# [What to do]
Look in the data below for the line that contains "Output a JSON". Copy that line and the remaining lines exactly.

# [Data supplied]
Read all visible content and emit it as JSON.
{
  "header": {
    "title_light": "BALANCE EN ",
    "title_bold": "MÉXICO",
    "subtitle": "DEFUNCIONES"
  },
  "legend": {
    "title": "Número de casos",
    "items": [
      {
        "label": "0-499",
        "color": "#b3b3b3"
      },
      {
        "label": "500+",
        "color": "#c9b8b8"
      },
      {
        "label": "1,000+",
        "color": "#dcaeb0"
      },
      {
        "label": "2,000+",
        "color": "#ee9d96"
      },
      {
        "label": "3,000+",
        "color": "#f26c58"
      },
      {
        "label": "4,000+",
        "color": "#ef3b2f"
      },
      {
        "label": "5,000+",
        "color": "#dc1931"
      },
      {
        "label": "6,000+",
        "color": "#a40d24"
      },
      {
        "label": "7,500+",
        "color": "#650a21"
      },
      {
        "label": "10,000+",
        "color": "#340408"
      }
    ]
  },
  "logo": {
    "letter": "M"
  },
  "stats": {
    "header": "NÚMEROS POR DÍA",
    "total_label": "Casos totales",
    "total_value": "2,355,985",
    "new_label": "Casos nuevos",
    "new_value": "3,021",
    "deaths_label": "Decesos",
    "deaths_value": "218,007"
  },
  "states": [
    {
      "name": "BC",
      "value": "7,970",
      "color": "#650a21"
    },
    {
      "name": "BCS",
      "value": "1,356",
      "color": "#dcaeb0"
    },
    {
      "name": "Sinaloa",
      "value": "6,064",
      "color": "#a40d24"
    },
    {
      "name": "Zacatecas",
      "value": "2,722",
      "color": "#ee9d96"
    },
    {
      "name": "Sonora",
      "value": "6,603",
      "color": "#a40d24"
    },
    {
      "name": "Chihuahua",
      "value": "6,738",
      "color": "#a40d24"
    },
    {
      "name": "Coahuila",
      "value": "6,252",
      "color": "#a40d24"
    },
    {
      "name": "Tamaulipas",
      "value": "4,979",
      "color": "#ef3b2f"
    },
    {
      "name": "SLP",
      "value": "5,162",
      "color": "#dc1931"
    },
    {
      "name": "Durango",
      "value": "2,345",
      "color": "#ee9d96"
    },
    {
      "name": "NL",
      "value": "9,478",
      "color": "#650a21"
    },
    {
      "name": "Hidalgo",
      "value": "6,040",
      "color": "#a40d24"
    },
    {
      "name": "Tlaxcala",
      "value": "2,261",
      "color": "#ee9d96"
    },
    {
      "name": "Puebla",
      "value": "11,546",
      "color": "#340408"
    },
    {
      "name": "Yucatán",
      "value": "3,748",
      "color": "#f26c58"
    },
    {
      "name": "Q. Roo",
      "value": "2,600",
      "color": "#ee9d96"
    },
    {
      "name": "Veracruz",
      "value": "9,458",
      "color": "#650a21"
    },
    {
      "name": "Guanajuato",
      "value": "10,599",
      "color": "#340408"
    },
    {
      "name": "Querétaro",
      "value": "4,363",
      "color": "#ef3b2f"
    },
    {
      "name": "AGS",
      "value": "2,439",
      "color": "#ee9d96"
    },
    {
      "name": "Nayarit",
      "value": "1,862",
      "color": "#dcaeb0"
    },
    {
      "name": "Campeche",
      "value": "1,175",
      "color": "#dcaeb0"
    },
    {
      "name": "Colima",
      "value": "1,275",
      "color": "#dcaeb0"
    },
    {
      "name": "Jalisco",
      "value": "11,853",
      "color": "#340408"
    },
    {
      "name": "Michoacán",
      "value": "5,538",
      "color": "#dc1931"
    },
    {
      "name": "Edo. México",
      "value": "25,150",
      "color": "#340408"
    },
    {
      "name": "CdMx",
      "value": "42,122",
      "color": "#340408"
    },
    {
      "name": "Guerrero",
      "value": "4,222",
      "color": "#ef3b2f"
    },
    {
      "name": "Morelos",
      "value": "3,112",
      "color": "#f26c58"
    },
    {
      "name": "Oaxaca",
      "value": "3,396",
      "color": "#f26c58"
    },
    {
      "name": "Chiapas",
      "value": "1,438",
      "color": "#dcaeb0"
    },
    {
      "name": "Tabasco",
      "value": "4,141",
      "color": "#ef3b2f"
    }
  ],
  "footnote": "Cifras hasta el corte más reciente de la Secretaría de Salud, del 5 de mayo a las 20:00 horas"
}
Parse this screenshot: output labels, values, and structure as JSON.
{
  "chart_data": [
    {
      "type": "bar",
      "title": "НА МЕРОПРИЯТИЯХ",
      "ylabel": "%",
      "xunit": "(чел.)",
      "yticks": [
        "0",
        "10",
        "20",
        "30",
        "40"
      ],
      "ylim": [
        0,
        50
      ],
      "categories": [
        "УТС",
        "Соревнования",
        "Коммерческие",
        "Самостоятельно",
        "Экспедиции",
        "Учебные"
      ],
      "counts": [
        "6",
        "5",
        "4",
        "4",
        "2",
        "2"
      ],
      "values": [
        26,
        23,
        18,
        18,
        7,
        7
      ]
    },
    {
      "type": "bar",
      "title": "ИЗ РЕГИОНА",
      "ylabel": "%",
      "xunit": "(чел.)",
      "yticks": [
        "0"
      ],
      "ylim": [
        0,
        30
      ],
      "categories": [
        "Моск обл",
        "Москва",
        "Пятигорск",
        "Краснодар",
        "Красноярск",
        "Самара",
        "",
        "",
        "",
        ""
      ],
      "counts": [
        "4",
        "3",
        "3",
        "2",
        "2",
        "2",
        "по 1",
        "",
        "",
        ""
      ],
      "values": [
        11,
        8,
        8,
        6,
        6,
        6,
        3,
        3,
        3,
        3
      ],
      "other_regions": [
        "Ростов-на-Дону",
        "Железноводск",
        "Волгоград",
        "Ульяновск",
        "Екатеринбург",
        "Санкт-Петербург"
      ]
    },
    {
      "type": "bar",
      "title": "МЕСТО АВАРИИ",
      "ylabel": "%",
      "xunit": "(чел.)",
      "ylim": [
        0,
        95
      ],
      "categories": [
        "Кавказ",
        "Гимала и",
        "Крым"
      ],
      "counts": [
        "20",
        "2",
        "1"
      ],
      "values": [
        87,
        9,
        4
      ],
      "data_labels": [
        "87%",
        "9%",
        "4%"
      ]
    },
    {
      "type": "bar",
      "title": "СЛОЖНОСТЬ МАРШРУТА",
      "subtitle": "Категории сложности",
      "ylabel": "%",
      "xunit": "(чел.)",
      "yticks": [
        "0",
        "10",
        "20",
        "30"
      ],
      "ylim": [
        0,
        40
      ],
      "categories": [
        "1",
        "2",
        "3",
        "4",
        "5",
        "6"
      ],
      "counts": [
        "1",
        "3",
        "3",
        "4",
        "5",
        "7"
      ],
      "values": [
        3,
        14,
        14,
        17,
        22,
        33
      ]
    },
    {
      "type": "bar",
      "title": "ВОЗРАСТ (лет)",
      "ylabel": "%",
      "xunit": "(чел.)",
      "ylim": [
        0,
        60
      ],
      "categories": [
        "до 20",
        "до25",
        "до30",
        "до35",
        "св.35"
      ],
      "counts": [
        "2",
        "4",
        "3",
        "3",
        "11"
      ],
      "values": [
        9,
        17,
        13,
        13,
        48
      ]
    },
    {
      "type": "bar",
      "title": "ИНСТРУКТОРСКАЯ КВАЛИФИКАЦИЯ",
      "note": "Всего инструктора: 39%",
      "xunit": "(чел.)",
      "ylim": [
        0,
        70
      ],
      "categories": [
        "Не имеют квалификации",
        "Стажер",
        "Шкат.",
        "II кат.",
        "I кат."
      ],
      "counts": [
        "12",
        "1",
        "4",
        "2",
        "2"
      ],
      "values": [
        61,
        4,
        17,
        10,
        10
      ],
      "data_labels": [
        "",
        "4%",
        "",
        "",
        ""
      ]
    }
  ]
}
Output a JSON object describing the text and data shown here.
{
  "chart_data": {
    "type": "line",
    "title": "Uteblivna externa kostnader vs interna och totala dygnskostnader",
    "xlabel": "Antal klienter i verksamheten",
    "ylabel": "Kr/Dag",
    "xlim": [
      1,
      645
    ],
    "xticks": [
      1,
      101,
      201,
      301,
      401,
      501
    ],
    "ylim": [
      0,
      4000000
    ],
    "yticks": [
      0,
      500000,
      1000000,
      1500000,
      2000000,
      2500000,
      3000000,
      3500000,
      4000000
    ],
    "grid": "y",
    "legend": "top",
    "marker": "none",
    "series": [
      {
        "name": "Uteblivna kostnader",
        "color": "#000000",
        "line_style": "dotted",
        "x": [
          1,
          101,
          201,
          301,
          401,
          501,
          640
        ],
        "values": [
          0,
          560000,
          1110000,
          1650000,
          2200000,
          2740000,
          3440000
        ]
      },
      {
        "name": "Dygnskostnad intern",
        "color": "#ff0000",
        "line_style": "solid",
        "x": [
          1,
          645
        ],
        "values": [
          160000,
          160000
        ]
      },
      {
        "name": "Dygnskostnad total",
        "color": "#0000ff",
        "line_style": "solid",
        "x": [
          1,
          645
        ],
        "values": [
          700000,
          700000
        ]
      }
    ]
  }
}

# [Worked solution]
Output a JSON object describing the text and data shown here.
{
  "chart_data": {
    "type": "line",
    "title": "Uteblivna externa kostnader vs interna och totala dygnskostnader",
    "xlabel": "Antal klienter i verksamheten",
    "ylabel": "Kr/Dag",
    "xlim": [
      1,
      645
    ],
    "xticks": [
      1,
      101,
      201,
      301,
      401,
      501
    ],
    "ylim": [
      0,
      4000000
    ],
    "yticks": [
      0,
      500000,
      1000000,
      1500000,
      2000000,
      2500000,
      3000000,
      3500000,
      4000000
    ],
    "grid": "y",
    "legend": "top",
    "marker": "none",
    "series": [
      {
        "name": "Uteblivna kostnader",
        "color": "#000000",
        "line_style": "dotted",
        "x": [
          1,
          101,
          201,
          301,
          401,
          501,
          640
        ],
        "values": [
          0,
          560000,
          1110000,
          1650000,
          2200000,
          2740000,
          3440000
        ]
      },
      {
        "name": "Dygnskostnad intern",
        "color": "#ff0000",
        "line_style": "solid",
        "x": [
          1,
          645
        ],
        "values": [
          160000,
          160000
        ]
      },
      {
        "name": "Dygnskostnad total",
        "color": "#0000ff",
        "line_style": "solid",
        "x": [
          1,
          645
        ],
        "values": [
          700000,
          700000
        ]
      }
    ]
  }
}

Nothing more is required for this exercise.